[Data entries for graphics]

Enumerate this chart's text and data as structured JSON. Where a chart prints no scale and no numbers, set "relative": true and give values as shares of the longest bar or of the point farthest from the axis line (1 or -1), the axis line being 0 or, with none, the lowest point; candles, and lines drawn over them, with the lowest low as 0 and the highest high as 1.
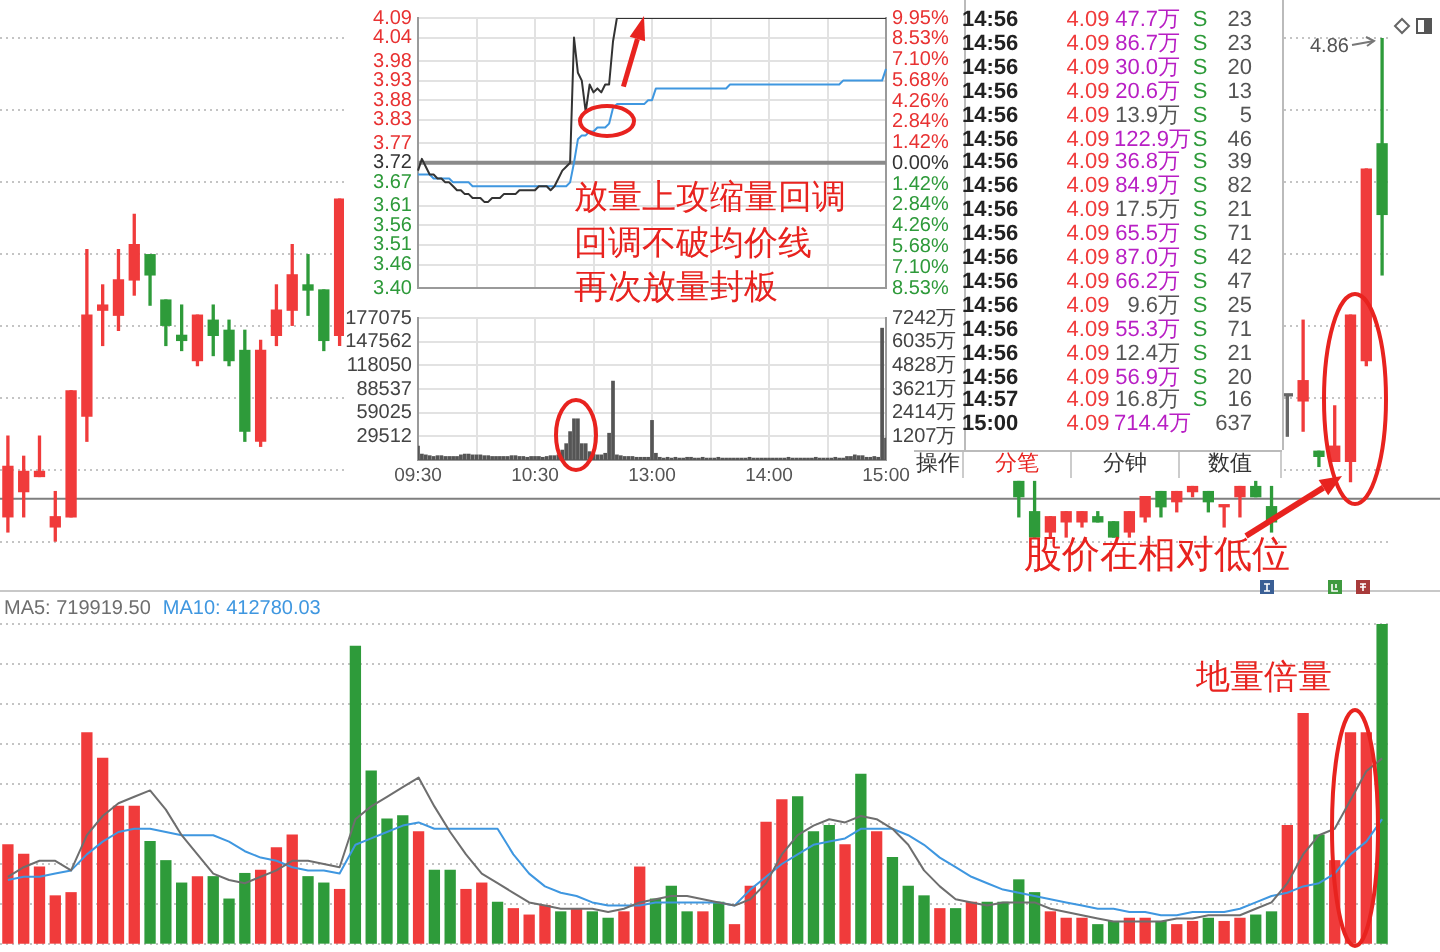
{
  "chart_data": [
    {
      "type": "candlestick",
      "relative": true,
      "categories": [
        null,
        null,
        null,
        null,
        null,
        null,
        null,
        null,
        null,
        null,
        null,
        null,
        null,
        null,
        null,
        null,
        null,
        null,
        null,
        null,
        null,
        null,
        null,
        null,
        null,
        null,
        null,
        null,
        null,
        null,
        null,
        null,
        null,
        null,
        null,
        null,
        null,
        null,
        null,
        null,
        null,
        null,
        null,
        null,
        null,
        null,
        null,
        null,
        null,
        null,
        null,
        null,
        null,
        null,
        null,
        null,
        null,
        null,
        null,
        null,
        null,
        null,
        null,
        null,
        null,
        null,
        null,
        null,
        null,
        null,
        null,
        null,
        null,
        null,
        null,
        null,
        null,
        null,
        null,
        null,
        null,
        null,
        null,
        null,
        null,
        null,
        null,
        null
      ],
      "ohlc": [
        [
          0.05,
          0.21,
          0.02,
          0.15
        ],
        [
          0.1,
          0.17,
          0.05,
          0.14
        ],
        [
          0.13,
          0.21,
          0.13,
          0.14
        ],
        [
          0.03,
          0.1,
          0,
          0.05
        ],
        [
          0.05,
          0.3,
          0.05,
          0.3
        ],
        [
          0.25,
          0.58,
          0.2,
          0.45
        ],
        [
          0.46,
          0.51,
          0.39,
          0.47
        ],
        [
          0.45,
          0.58,
          0.42,
          0.52
        ],
        [
          0.52,
          0.65,
          0.49,
          0.59
        ],
        [
          0.57,
          0.57,
          0.47,
          0.53
        ],
        [
          0.48,
          0.48,
          0.39,
          0.43
        ],
        [
          0.41,
          0.47,
          0.38,
          0.4
        ],
        [
          0.36,
          0.45,
          0.35,
          0.45
        ],
        [
          0.44,
          0.47,
          0.37,
          0.41
        ],
        [
          0.42,
          0.44,
          0.35,
          0.36
        ],
        [
          0.38,
          0.42,
          0.2,
          0.22
        ],
        [
          0.2,
          0.4,
          0.19,
          0.38
        ],
        [
          0.41,
          0.51,
          0.39,
          0.46
        ],
        [
          0.46,
          0.59,
          0.43,
          0.53
        ],
        [
          0.51,
          0.57,
          0.45,
          0.5
        ],
        [
          0.5,
          0.5,
          0.38,
          0.4
        ],
        [
          0.41,
          0.68,
          0.39,
          0.68
        ],
        null,
        null,
        null,
        null,
        null,
        null,
        null,
        null,
        null,
        null,
        null,
        null,
        null,
        null,
        null,
        null,
        null,
        null,
        null,
        null,
        null,
        null,
        null,
        null,
        null,
        null,
        null,
        null,
        null,
        null,
        null,
        null,
        null,
        null,
        null,
        null,
        null,
        null,
        null,
        null,
        null,
        null,
        [
          0.12,
          0.12,
          0.05,
          0.09
        ],
        [
          0.06,
          0.12,
          0.01,
          0.01
        ],
        [
          0.02,
          0.05,
          0.01,
          0.05
        ],
        [
          0.04,
          0.06,
          0.01,
          0.06
        ],
        [
          0.04,
          0.06,
          0.03,
          0.06
        ],
        [
          0.05,
          0.06,
          0.04,
          0.04
        ],
        [
          0.04,
          0.04,
          0.01,
          0.01
        ],
        [
          0.02,
          0.06,
          0.01,
          0.06
        ],
        [
          0.05,
          0.09,
          0.04,
          0.09
        ],
        [
          0.1,
          0.1,
          0.05,
          0.07
        ],
        [
          0.08,
          0.1,
          0.06,
          0.1
        ],
        [
          0.1,
          0.11,
          0.09,
          0.11
        ],
        [
          0.1,
          0.1,
          0.06,
          0.08
        ],
        [
          0.07,
          0.07,
          0.03,
          0.07
        ],
        [
          0.09,
          0.11,
          0.05,
          0.11
        ],
        [
          0.11,
          0.12,
          0.09,
          0.09
        ],
        [
          0.07,
          0.11,
          0.02,
          0.04
        ],
        [
          0.29,
          0.29,
          0.21,
          0.29
        ],
        [
          0.28,
          0.44,
          0.22,
          0.32
        ],
        [
          0.18,
          0.18,
          0.15,
          0.17
        ],
        [
          0.16,
          0.27,
          0.16,
          0.19
        ],
        [
          0.16,
          0.45,
          0.12,
          0.45
        ],
        [
          0.36,
          0.74,
          0.35,
          0.74
        ],
        [
          0.79,
          1,
          0.53,
          0.65
        ]
      ],
      "colors": [
        "#f03b3b",
        "#f03b3b",
        "#f03b3b",
        "#f03b3b",
        "#f03b3b",
        "#f03b3b",
        "#f03b3b",
        "#f03b3b",
        "#f03b3b",
        "#2e9b3a",
        "#2e9b3a",
        "#2e9b3a",
        "#f03b3b",
        "#2e9b3a",
        "#2e9b3a",
        "#2e9b3a",
        "#f03b3b",
        "#f03b3b",
        "#f03b3b",
        "#2e9b3a",
        "#2e9b3a",
        "#f03b3b",
        null,
        null,
        null,
        null,
        null,
        null,
        null,
        null,
        null,
        null,
        null,
        null,
        null,
        null,
        null,
        null,
        null,
        null,
        null,
        null,
        null,
        null,
        null,
        null,
        null,
        null,
        null,
        null,
        null,
        null,
        null,
        null,
        null,
        null,
        null,
        null,
        null,
        null,
        null,
        null,
        null,
        null,
        "#2e9b3a",
        "#2e9b3a",
        "#f03b3b",
        "#f03b3b",
        "#f03b3b",
        "#2e9b3a",
        "#2e9b3a",
        "#f03b3b",
        "#f03b3b",
        "#2e9b3a",
        "#f03b3b",
        "#f03b3b",
        "#2e9b3a",
        "#f03b3b",
        "#f03b3b",
        "#2e9b3a",
        "#2e9b3a",
        "#666666",
        "#f03b3b",
        "#2e9b3a",
        "#f03b3b",
        "#f03b3b",
        "#f03b3b",
        "#2e9b3a"
      ],
      "grid": "y",
      "ref_lines": [
        {
          "axis": "y",
          "value": 0.086,
          "color": "#7f7f7f"
        }
      ],
      "annotations": [
        "4.86",
        "股价在相对低位"
      ]
    },
    {
      "type": "line",
      "categories": [
        null,
        null,
        null,
        null,
        null,
        null,
        null,
        null,
        null,
        null,
        null,
        null,
        null,
        null,
        null,
        null,
        null,
        null,
        null,
        null,
        null,
        null,
        null,
        null,
        null,
        null,
        null,
        null,
        null,
        null,
        null,
        null,
        null,
        null,
        null,
        null,
        null,
        null,
        null,
        null,
        null,
        null,
        null,
        null,
        null,
        null,
        null,
        null,
        null,
        null,
        null,
        null,
        null,
        null,
        null,
        null,
        null,
        null,
        null,
        null,
        null,
        null,
        null,
        null,
        null,
        null,
        null,
        null,
        null,
        null,
        null,
        null,
        null,
        null,
        null,
        null,
        null,
        null,
        null,
        null,
        null,
        null,
        null,
        null,
        null,
        null,
        null,
        null,
        null,
        null,
        null,
        null,
        null,
        null,
        null,
        null,
        null,
        null,
        null,
        null,
        null,
        null,
        null,
        null,
        null,
        null,
        null,
        null,
        null,
        null,
        null,
        null,
        null,
        null,
        null,
        null,
        null,
        null,
        null,
        null,
        null
      ],
      "ylim": [
        3.4,
        4.09
      ],
      "yticks": [
        {
          "value": 3.4,
          "label": "3.40"
        },
        3.46,
        3.51,
        3.56,
        3.61,
        3.67,
        3.72,
        3.77,
        3.83,
        3.88,
        3.93,
        3.98,
        4.04,
        4.09
      ],
      "y2lim": [
        -8.53,
        9.95
      ],
      "y2ticks": [
        {
          "value": -8.53,
          "label": "8.53%"
        },
        {
          "value": -7.1,
          "label": "7.10%"
        },
        {
          "value": -5.68,
          "label": "5.68%"
        },
        {
          "value": -4.26,
          "label": "4.26%"
        },
        {
          "value": -2.84,
          "label": "2.84%"
        },
        {
          "value": -1.42,
          "label": "1.42%"
        },
        {
          "value": 0,
          "label": "0.00%"
        },
        {
          "value": 1.42,
          "label": "1.42%"
        },
        {
          "value": 2.84,
          "label": "2.84%"
        },
        {
          "value": 4.26,
          "label": "4.26%"
        },
        {
          "value": 5.68,
          "label": "5.68%"
        },
        {
          "value": 7.1,
          "label": "7.10%"
        },
        {
          "value": 8.53,
          "label": "8.53%"
        },
        {
          "value": 9.95,
          "label": "9.95%"
        }
      ],
      "series": [
        {
          "color": "#333333",
          "values": [
            3.7,
            3.73,
            3.71,
            3.69,
            3.69,
            3.68,
            3.68,
            3.67,
            3.67,
            3.66,
            3.65,
            3.65,
            3.64,
            3.64,
            3.63,
            3.63,
            3.63,
            3.62,
            3.62,
            3.63,
            3.63,
            3.63,
            3.64,
            3.64,
            3.64,
            3.64,
            3.65,
            3.65,
            3.65,
            3.65,
            3.65,
            3.66,
            3.66,
            3.66,
            3.65,
            3.66,
            3.68,
            3.7,
            3.71,
            3.72,
            4.04,
            3.95,
            3.93,
            3.85,
            3.92,
            3.9,
            3.91,
            3.9,
            3.92,
            3.92,
            4.03,
            4.09,
            4.09,
            4.09,
            4.09,
            4.09,
            4.09,
            4.09,
            4.09,
            4.09,
            4.09,
            4.09,
            4.09,
            4.09,
            4.09,
            4.09,
            4.09,
            4.09,
            4.09,
            4.09,
            4.09,
            4.09,
            4.09,
            4.09,
            4.09,
            4.09,
            4.09,
            4.09,
            4.09,
            4.09,
            4.09,
            4.09,
            4.09,
            4.09,
            4.09,
            4.09,
            4.09,
            4.09,
            4.09,
            4.09,
            4.09,
            4.09,
            4.09,
            4.09,
            4.09,
            4.09,
            4.09,
            4.09,
            4.09,
            4.09,
            4.09,
            4.09,
            4.09,
            4.09,
            4.09,
            4.09,
            4.09,
            4.09,
            4.09,
            4.09,
            4.09,
            4.09,
            4.09,
            4.09,
            4.09,
            4.09,
            4.09,
            4.09,
            4.09,
            4.09,
            4.09
          ]
        },
        {
          "color": "#3f97e0",
          "values": [
            3.69,
            3.69,
            3.69,
            3.69,
            3.68,
            3.68,
            3.68,
            3.68,
            3.68,
            3.67,
            3.67,
            3.67,
            3.67,
            3.67,
            3.66,
            3.66,
            3.66,
            3.66,
            3.66,
            3.66,
            3.66,
            3.66,
            3.66,
            3.66,
            3.66,
            3.66,
            3.66,
            3.66,
            3.66,
            3.66,
            3.66,
            3.66,
            3.66,
            3.66,
            3.66,
            3.66,
            3.66,
            3.66,
            3.66,
            3.67,
            3.72,
            3.78,
            3.79,
            3.79,
            3.8,
            3.8,
            3.81,
            3.81,
            3.81,
            3.82,
            3.86,
            3.87,
            3.87,
            3.87,
            3.87,
            3.87,
            3.87,
            3.87,
            3.87,
            3.88,
            3.88,
            3.91,
            3.91,
            3.91,
            3.91,
            3.91,
            3.91,
            3.91,
            3.91,
            3.91,
            3.91,
            3.91,
            3.91,
            3.91,
            3.91,
            3.91,
            3.91,
            3.91,
            3.91,
            3.91,
            3.92,
            3.92,
            3.92,
            3.92,
            3.92,
            3.92,
            3.92,
            3.92,
            3.92,
            3.92,
            3.92,
            3.92,
            3.92,
            3.92,
            3.92,
            3.92,
            3.92,
            3.92,
            3.92,
            3.92,
            3.92,
            3.92,
            3.92,
            3.92,
            3.92,
            3.92,
            3.92,
            3.92,
            3.92,
            3.93,
            3.93,
            3.93,
            3.93,
            3.93,
            3.93,
            3.93,
            3.93,
            3.93,
            3.93,
            3.93,
            3.96
          ]
        }
      ],
      "ref_lines": [
        {
          "axis": "y",
          "value": 3.72,
          "color": "#8a8a8a"
        }
      ],
      "grid": true,
      "tick_labels": "y",
      "annotations": [
        "放量上攻缩量回调",
        "回调不破均价线",
        "再次放量封板"
      ]
    },
    {
      "type": "bar",
      "categories": [
        "09:30",
        null,
        null,
        null,
        null,
        null,
        null,
        null,
        null,
        null,
        null,
        null,
        null,
        null,
        null,
        null,
        null,
        null,
        null,
        null,
        null,
        null,
        null,
        null,
        null,
        null,
        null,
        null,
        null,
        null,
        "10:30",
        null,
        null,
        null,
        null,
        null,
        null,
        null,
        null,
        null,
        null,
        null,
        null,
        null,
        null,
        null,
        null,
        null,
        null,
        null,
        null,
        null,
        null,
        null,
        null,
        null,
        null,
        null,
        null,
        null,
        "13:00",
        null,
        null,
        null,
        null,
        null,
        null,
        null,
        null,
        null,
        null,
        null,
        null,
        null,
        null,
        null,
        null,
        null,
        null,
        null,
        null,
        null,
        null,
        null,
        null,
        null,
        null,
        null,
        null,
        null,
        "14:00",
        null,
        null,
        null,
        null,
        null,
        null,
        null,
        null,
        null,
        null,
        null,
        null,
        null,
        null,
        null,
        null,
        null,
        null,
        null,
        null,
        null,
        null,
        null,
        null,
        null,
        null,
        null,
        null,
        null,
        "15:00"
      ],
      "ylim": [
        0,
        177075
      ],
      "yticks": [
        29512,
        59025,
        88537,
        118050,
        147562,
        177075
      ],
      "y2lim": [
        0,
        7242
      ],
      "y2ticks": [
        {
          "value": 1207,
          "label": "1207万"
        },
        {
          "value": 2414,
          "label": "2414万"
        },
        {
          "value": 3621,
          "label": "3621万"
        },
        {
          "value": 4828,
          "label": "4828万"
        },
        {
          "value": 6035,
          "label": "6035万"
        },
        {
          "value": 7242,
          "label": "7242万"
        }
      ],
      "color": "#555555",
      "grid": true,
      "values": [
        17000,
        7000,
        6000,
        5000,
        4000,
        5000,
        5000,
        4000,
        4000,
        4000,
        4000,
        6000,
        7000,
        7000,
        6000,
        6000,
        6000,
        5000,
        5000,
        4000,
        4000,
        4000,
        4000,
        4000,
        5000,
        5000,
        4000,
        4000,
        3000,
        4000,
        4000,
        4000,
        3000,
        4000,
        5000,
        5000,
        6000,
        12000,
        20000,
        35000,
        51000,
        51000,
        20000,
        20000,
        10000,
        7000,
        6000,
        6000,
        8000,
        33000,
        98000,
        6000,
        5000,
        4000,
        4000,
        4000,
        3000,
        3000,
        3000,
        3000,
        49000,
        8000,
        3000,
        2000,
        3000,
        2000,
        3000,
        2000,
        2000,
        3000,
        3000,
        2000,
        2000,
        3000,
        2000,
        2000,
        2000,
        3000,
        2000,
        2000,
        2000,
        2000,
        2000,
        2000,
        2000,
        3000,
        2000,
        2000,
        2000,
        2000,
        2000,
        2000,
        2000,
        2000,
        2000,
        3000,
        2000,
        2000,
        2000,
        2000,
        2000,
        2000,
        3000,
        2000,
        2000,
        2000,
        2000,
        3000,
        2000,
        2000,
        4000,
        4000,
        6000,
        5000,
        5000,
        3000,
        3000,
        4000,
        3000,
        164000,
        27000
      ]
    },
    {
      "type": "other",
      "categories": [
        "操作",
        "分笔",
        "分钟",
        "数值"
      ],
      "annotations": [
        "14:56",
        "4.09",
        "47.7万",
        "S",
        "23",
        "14:56",
        "4.09",
        "86.7万",
        "S",
        "23",
        "14:56",
        "4.09",
        "30.0万",
        "S",
        "20",
        "14:56",
        "4.09",
        "20.6万",
        "S",
        "13",
        "14:56",
        "4.09",
        "13.9万",
        "S",
        "5",
        "14:56",
        "4.09",
        "122.9万",
        "S",
        "46",
        "14:56",
        "4.09",
        "36.8万",
        "S",
        "39",
        "14:56",
        "4.09",
        "84.9万",
        "S",
        "82",
        "14:56",
        "4.09",
        "17.5万",
        "S",
        "21",
        "14:56",
        "4.09",
        "65.5万",
        "S",
        "71",
        "14:56",
        "4.09",
        "87.0万",
        "S",
        "42",
        "14:56",
        "4.09",
        "66.2万",
        "S",
        "47",
        "14:56",
        "4.09",
        "9.6万",
        "S",
        "25",
        "14:56",
        "4.09",
        "55.3万",
        "S",
        "71",
        "14:56",
        "4.09",
        "12.4万",
        "S",
        "21",
        "14:56",
        "4.09",
        "56.9万",
        "S",
        "20",
        "14:57",
        "4.09",
        "16.8万",
        "S",
        "16",
        "15:00",
        "4.09",
        "714.4万",
        null,
        "637"
      ]
    },
    {
      "type": "bar",
      "relative": true,
      "categories": [
        null,
        null,
        null,
        null,
        null,
        null,
        null,
        null,
        null,
        null,
        null,
        null,
        null,
        null,
        null,
        null,
        null,
        null,
        null,
        null,
        null,
        null,
        null,
        null,
        null,
        null,
        null,
        null,
        null,
        null,
        null,
        null,
        null,
        null,
        null,
        null,
        null,
        null,
        null,
        null,
        null,
        null,
        null,
        null,
        null,
        null,
        null,
        null,
        null,
        null,
        null,
        null,
        null,
        null,
        null,
        null,
        null,
        null,
        null,
        null,
        null,
        null,
        null,
        null,
        null,
        null,
        null,
        null,
        null,
        null,
        null,
        null,
        null,
        null,
        null,
        null,
        null,
        null,
        null,
        null,
        null,
        null,
        null,
        null,
        null,
        null,
        null,
        null
      ],
      "series": [
        {
          "type": "bar",
          "colors": [
            "#f03b3b",
            "#f03b3b",
            "#f03b3b",
            "#f03b3b",
            "#f03b3b",
            "#f03b3b",
            "#f03b3b",
            "#f03b3b",
            "#f03b3b",
            "#2e9b3a",
            "#2e9b3a",
            "#2e9b3a",
            "#f03b3b",
            "#2e9b3a",
            "#2e9b3a",
            "#2e9b3a",
            "#f03b3b",
            "#f03b3b",
            "#f03b3b",
            "#2e9b3a",
            "#2e9b3a",
            "#f03b3b",
            "#2e9b3a",
            "#2e9b3a",
            "#2e9b3a",
            "#2e9b3a",
            "#f03b3b",
            "#2e9b3a",
            "#2e9b3a",
            "#f03b3b",
            "#f03b3b",
            "#2e9b3a",
            "#f03b3b",
            "#f03b3b",
            "#f03b3b",
            "#2e9b3a",
            "#f03b3b",
            "#2e9b3a",
            "#2e9b3a",
            "#f03b3b",
            "#f03b3b",
            "#2e9b3a",
            "#2e9b3a",
            "#2e9b3a",
            "#f03b3b",
            "#2e9b3a",
            "#f03b3b",
            "#f03b3b",
            "#f03b3b",
            "#f03b3b",
            "#2e9b3a",
            "#2e9b3a",
            "#2e9b3a",
            "#f03b3b",
            "#2e9b3a",
            "#f03b3b",
            "#2e9b3a",
            "#2e9b3a",
            "#2e9b3a",
            "#f03b3b",
            "#2e9b3a",
            "#f03b3b",
            "#2e9b3a",
            "#2e9b3a",
            "#2e9b3a",
            "#2e9b3a",
            "#f03b3b",
            "#f03b3b",
            "#f03b3b",
            "#2e9b3a",
            "#2e9b3a",
            "#f03b3b",
            "#f03b3b",
            "#2e9b3a",
            "#f03b3b",
            "#f03b3b",
            "#2e9b3a",
            "#f03b3b",
            "#f03b3b",
            "#2e9b3a",
            "#2e9b3a",
            "#f03b3b",
            "#f03b3b",
            "#2e9b3a",
            "#f03b3b",
            "#f03b3b",
            "#f03b3b",
            "#2e9b3a"
          ],
          "values": [
            0.31,
            0.28,
            0.24,
            0.15,
            0.16,
            0.66,
            0.58,
            0.43,
            0.43,
            0.32,
            0.26,
            0.19,
            0.21,
            0.21,
            0.14,
            0.22,
            0.23,
            0.3,
            0.34,
            0.21,
            0.19,
            0.17,
            0.93,
            0.54,
            0.39,
            0.4,
            0.35,
            0.23,
            0.23,
            0.17,
            0.19,
            0.13,
            0.11,
            0.09,
            0.12,
            0.1,
            0.11,
            0.1,
            0.08,
            0.1,
            0.24,
            0.14,
            0.18,
            0.1,
            0.1,
            0.13,
            0.06,
            0.18,
            0.38,
            0.45,
            0.46,
            0.35,
            0.37,
            0.31,
            0.53,
            0.35,
            0.27,
            0.18,
            0.15,
            0.11,
            0.11,
            0.13,
            0.13,
            0.13,
            0.2,
            0.16,
            0.1,
            0.08,
            0.08,
            0.06,
            0.07,
            0.08,
            0.08,
            0.07,
            0.06,
            0.07,
            0.08,
            0.07,
            0.08,
            0.09,
            0.1,
            0.37,
            0.72,
            0.34,
            0.26,
            0.66,
            0.66,
            1
          ]
        },
        {
          "type": "line",
          "name": "MA5: 719919.50",
          "color": "#6e6e6e",
          "values": [
            0.21,
            0.24,
            0.26,
            0.26,
            0.23,
            0.34,
            0.4,
            0.44,
            0.46,
            0.48,
            0.42,
            0.34,
            0.28,
            0.22,
            0.2,
            0.19,
            0.21,
            0.23,
            0.26,
            0.26,
            0.25,
            0.24,
            0.39,
            0.43,
            0.46,
            0.49,
            0.52,
            0.43,
            0.35,
            0.28,
            0.22,
            0.19,
            0.16,
            0.13,
            0.12,
            0.11,
            0.11,
            0.11,
            0.1,
            0.11,
            0.13,
            0.14,
            0.15,
            0.15,
            0.14,
            0.13,
            0.12,
            0.14,
            0.19,
            0.28,
            0.34,
            0.37,
            0.39,
            0.38,
            0.4,
            0.39,
            0.36,
            0.31,
            0.23,
            0.18,
            0.14,
            0.13,
            0.12,
            0.13,
            0.13,
            0.13,
            0.11,
            0.1,
            0.09,
            0.08,
            0.07,
            0.07,
            0.07,
            0.07,
            0.08,
            0.08,
            0.09,
            0.09,
            0.09,
            0.11,
            0.13,
            0.19,
            0.28,
            0.34,
            0.36,
            0.45,
            0.54,
            0.58
          ]
        },
        {
          "type": "line",
          "name": "MA10: 412780.03",
          "color": "#3f97e0",
          "values": [
            0.2,
            0.21,
            0.21,
            0.22,
            0.23,
            0.28,
            0.32,
            0.35,
            0.36,
            0.36,
            0.35,
            0.34,
            0.34,
            0.34,
            0.32,
            0.29,
            0.27,
            0.26,
            0.24,
            0.23,
            0.23,
            0.22,
            0.31,
            0.33,
            0.35,
            0.37,
            0.38,
            0.36,
            0.36,
            0.36,
            0.36,
            0.36,
            0.28,
            0.22,
            0.18,
            0.16,
            0.15,
            0.13,
            0.12,
            0.12,
            0.12,
            0.13,
            0.13,
            0.13,
            0.13,
            0.13,
            0.12,
            0.17,
            0.21,
            0.25,
            0.28,
            0.31,
            0.32,
            0.33,
            0.36,
            0.36,
            0.36,
            0.34,
            0.31,
            0.27,
            0.24,
            0.21,
            0.19,
            0.17,
            0.16,
            0.15,
            0.14,
            0.13,
            0.12,
            0.11,
            0.11,
            0.1,
            0.1,
            0.09,
            0.09,
            0.1,
            0.1,
            0.1,
            0.11,
            0.13,
            0.15,
            0.16,
            0.18,
            0.19,
            0.22,
            0.28,
            0.32,
            0.39
          ]
        }
      ],
      "legend": "top left",
      "grid": "y",
      "annotations": [
        "地量倍量"
      ]
    }
  ]
}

**Given instruction**
Your task is to collect every line above that contains the word "type".

**The reply**
      "type": "candlestick",
      "type": "line",
      "type": "bar",
      "type": "other",
      "type": "bar",
          "type": "bar",
          "type": "line",
          "type": "line",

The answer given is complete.